- **PROVIDED INFORMATION**
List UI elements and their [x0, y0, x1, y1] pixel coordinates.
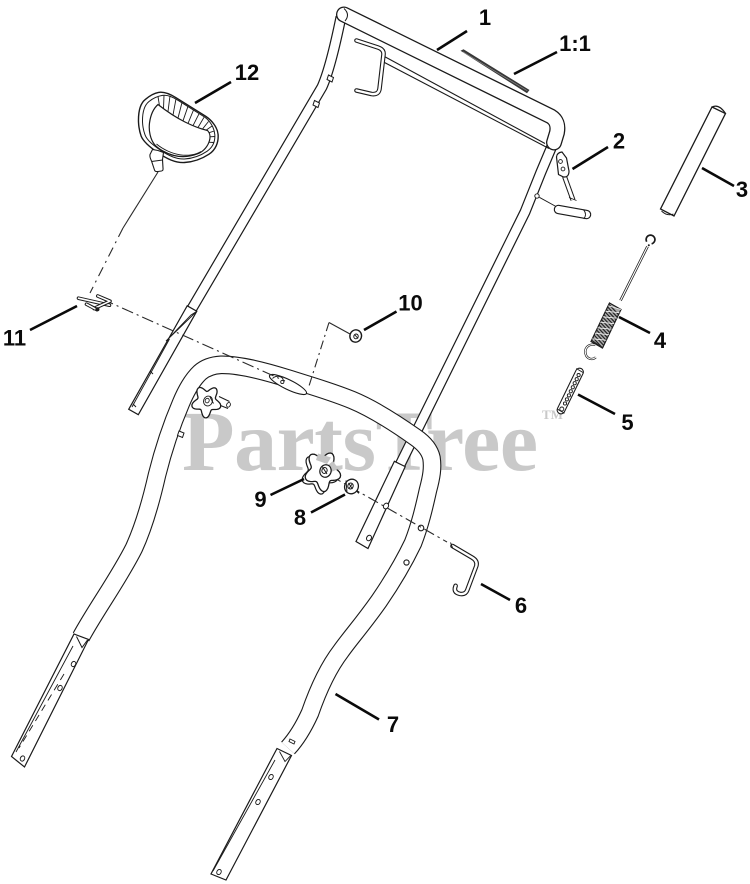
svg-text:6: 6 [515, 593, 527, 618]
svg-text:10: 10 [398, 291, 422, 316]
svg-text:3: 3 [736, 177, 748, 202]
svg-text:1:1: 1:1 [559, 31, 591, 56]
svg-text:12: 12 [235, 60, 259, 85]
svg-text:7: 7 [387, 712, 399, 737]
svg-text:8: 8 [294, 505, 306, 530]
svg-text:4: 4 [654, 328, 667, 353]
svg-text:2: 2 [613, 129, 625, 154]
svg-text:9: 9 [254, 487, 266, 512]
svg-text:5: 5 [621, 410, 633, 435]
svg-text:11: 11 [3, 326, 26, 351]
svg-text:1: 1 [479, 5, 491, 30]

- **EXERCISE**
Please print the data verbatim, starting with the line that contains "svg-text:6: 6 [515, 593, 527, 618]" and going on through the final line of the data.

- **RESULT FOR THIS TASK**
svg-text:6: 6 [515, 593, 527, 618]
svg-text:10: 10 [398, 291, 422, 316]
svg-text:3: 3 [736, 177, 748, 202]
svg-text:1:1: 1:1 [559, 31, 591, 56]
svg-text:12: 12 [235, 60, 259, 85]
svg-text:7: 7 [387, 712, 399, 737]
svg-text:8: 8 [294, 505, 306, 530]
svg-text:4: 4 [654, 328, 667, 353]
svg-text:2: 2 [613, 129, 625, 154]
svg-text:9: 9 [254, 487, 266, 512]
svg-text:5: 5 [621, 410, 633, 435]
svg-text:11: 11 [3, 326, 26, 351]
svg-text:1: 1 [479, 5, 491, 30]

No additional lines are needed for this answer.